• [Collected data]
** Begin **

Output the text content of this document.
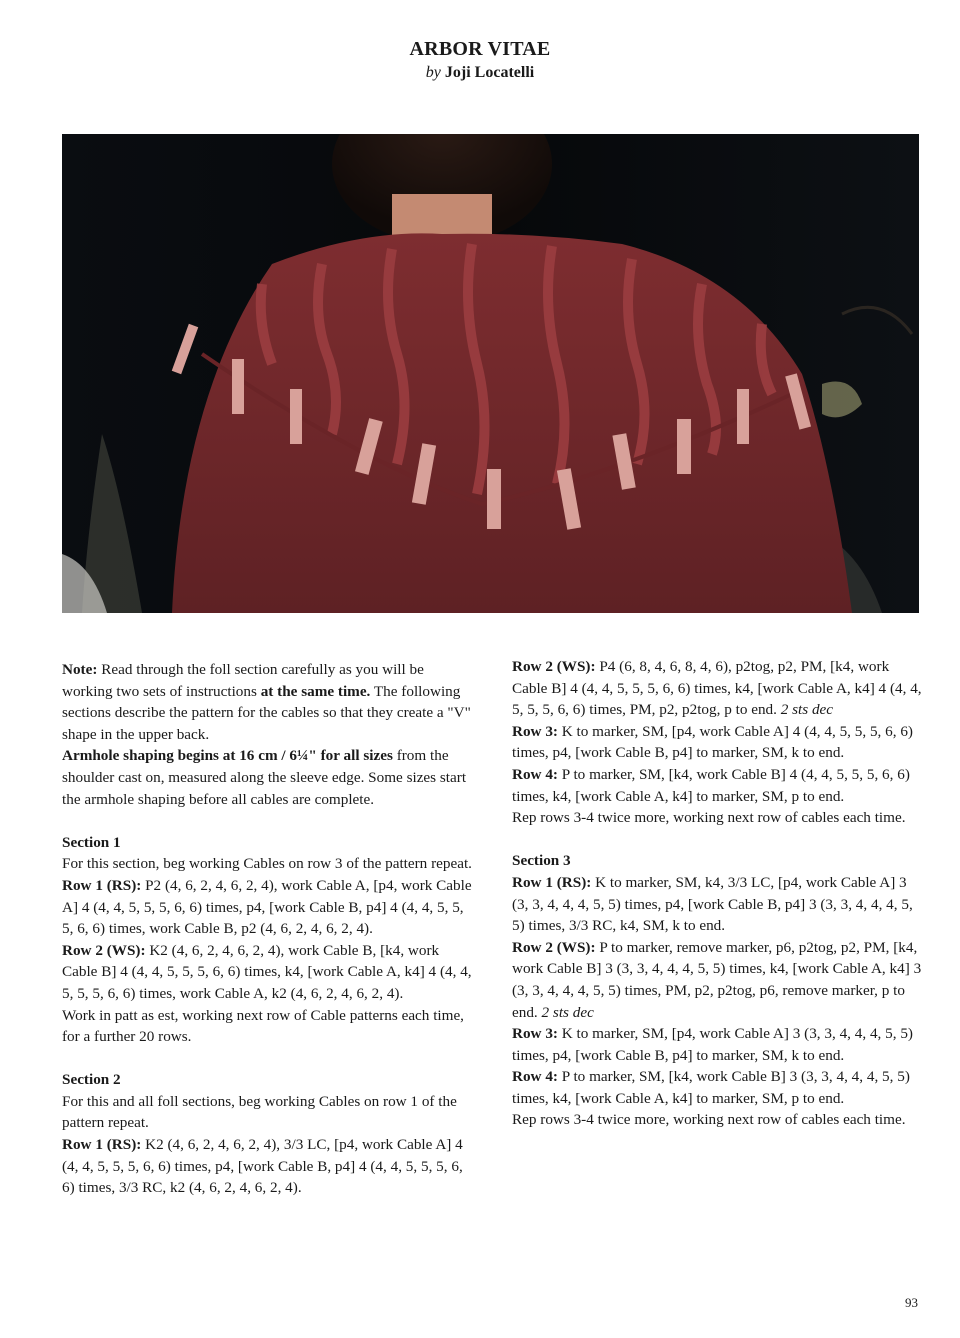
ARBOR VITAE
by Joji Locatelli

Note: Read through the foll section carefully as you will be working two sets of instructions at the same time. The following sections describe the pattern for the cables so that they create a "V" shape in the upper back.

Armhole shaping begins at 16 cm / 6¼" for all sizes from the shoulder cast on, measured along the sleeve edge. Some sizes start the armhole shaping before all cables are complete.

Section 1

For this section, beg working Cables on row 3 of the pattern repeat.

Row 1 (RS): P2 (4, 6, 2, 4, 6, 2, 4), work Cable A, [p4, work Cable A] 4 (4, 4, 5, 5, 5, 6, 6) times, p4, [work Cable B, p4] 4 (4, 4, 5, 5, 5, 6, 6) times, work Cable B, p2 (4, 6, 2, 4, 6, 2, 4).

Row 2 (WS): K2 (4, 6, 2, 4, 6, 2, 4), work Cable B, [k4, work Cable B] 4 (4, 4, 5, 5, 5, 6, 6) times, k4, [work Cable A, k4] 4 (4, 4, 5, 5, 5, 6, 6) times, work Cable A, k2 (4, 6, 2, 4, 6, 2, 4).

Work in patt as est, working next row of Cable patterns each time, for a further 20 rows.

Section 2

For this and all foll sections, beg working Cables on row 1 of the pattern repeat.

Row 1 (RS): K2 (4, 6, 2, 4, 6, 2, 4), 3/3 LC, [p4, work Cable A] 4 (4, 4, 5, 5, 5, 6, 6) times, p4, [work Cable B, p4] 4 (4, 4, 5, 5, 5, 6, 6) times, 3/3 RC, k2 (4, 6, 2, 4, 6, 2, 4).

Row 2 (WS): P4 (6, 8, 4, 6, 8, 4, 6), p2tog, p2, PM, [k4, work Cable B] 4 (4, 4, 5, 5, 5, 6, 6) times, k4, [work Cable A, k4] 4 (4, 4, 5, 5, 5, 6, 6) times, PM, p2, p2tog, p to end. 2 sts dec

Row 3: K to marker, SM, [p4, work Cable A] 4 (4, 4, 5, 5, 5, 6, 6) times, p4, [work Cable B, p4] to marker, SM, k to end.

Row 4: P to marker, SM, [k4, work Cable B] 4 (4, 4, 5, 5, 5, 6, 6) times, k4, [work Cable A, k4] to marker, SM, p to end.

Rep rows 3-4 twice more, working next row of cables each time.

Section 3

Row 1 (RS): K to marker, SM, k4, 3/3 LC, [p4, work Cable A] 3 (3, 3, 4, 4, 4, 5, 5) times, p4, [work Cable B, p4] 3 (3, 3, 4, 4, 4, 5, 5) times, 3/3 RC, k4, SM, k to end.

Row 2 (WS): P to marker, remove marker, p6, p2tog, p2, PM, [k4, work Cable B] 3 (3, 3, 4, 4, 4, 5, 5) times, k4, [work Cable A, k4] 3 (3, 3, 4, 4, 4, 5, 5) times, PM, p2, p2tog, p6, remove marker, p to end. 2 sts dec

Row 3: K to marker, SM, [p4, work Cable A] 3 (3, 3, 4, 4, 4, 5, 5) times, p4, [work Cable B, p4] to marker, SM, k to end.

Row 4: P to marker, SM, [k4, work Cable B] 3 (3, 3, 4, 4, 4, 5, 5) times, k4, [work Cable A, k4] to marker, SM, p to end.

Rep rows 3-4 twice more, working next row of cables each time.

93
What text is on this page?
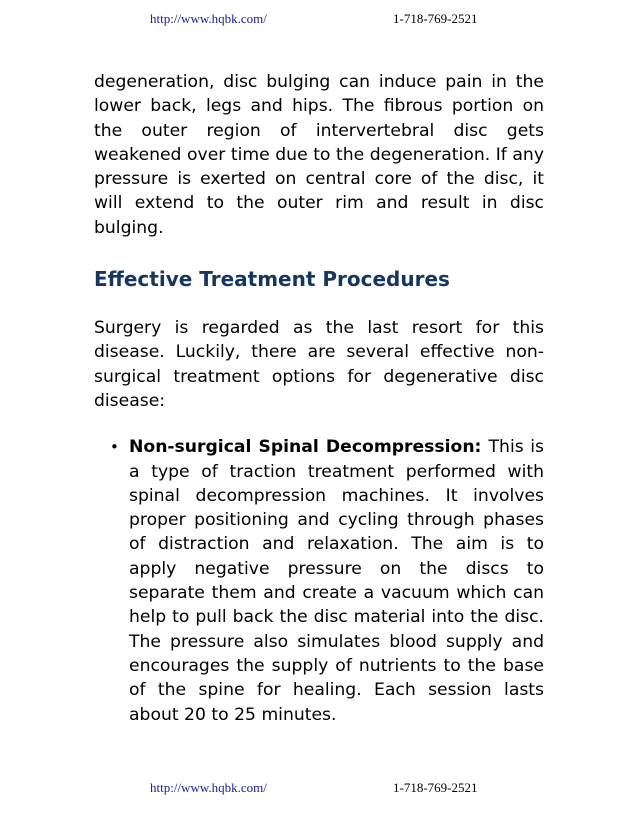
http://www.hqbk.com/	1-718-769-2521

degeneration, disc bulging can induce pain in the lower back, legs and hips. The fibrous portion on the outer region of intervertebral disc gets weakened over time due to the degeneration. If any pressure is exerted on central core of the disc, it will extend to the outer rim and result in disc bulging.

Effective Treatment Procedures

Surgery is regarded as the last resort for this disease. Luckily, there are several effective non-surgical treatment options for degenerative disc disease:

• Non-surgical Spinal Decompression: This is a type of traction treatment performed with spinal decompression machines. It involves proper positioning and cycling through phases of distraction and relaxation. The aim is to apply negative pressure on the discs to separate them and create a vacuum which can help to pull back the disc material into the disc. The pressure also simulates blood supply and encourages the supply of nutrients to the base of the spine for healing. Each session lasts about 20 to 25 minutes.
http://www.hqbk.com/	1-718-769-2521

** End **

• [TASK]
Can the lines from the one with "What text is on this page?" to the end of the records above be quoted exactly, both ends included, with every picture omitted?

• [OUTPUT OF THE EXERCISE]
What text is on this page?
http://www.hqbk.com/	1-718-769-2521

degeneration, disc bulging can induce pain in the lower back, legs and hips. The fibrous portion on the outer region of intervertebral disc gets weakened over time due to the degeneration. If any pressure is exerted on central core of the disc, it will extend to the outer rim and result in disc bulging.

Effective Treatment Procedures

Surgery is regarded as the last resort for this disease. Luckily, there are several effective non-surgical treatment options for degenerative disc disease:

• Non-surgical Spinal Decompression: This is a type of traction treatment performed with spinal decompression machines. It involves proper positioning and cycling through phases of distraction and relaxation. The aim is to apply negative pressure on the discs to separate them and create a vacuum which can help to pull back the disc material into the disc. The pressure also simulates blood supply and encourages the supply of nutrients to the base of the spine for healing. Each session lasts about 20 to 25 minutes.
http://www.hqbk.com/	1-718-769-2521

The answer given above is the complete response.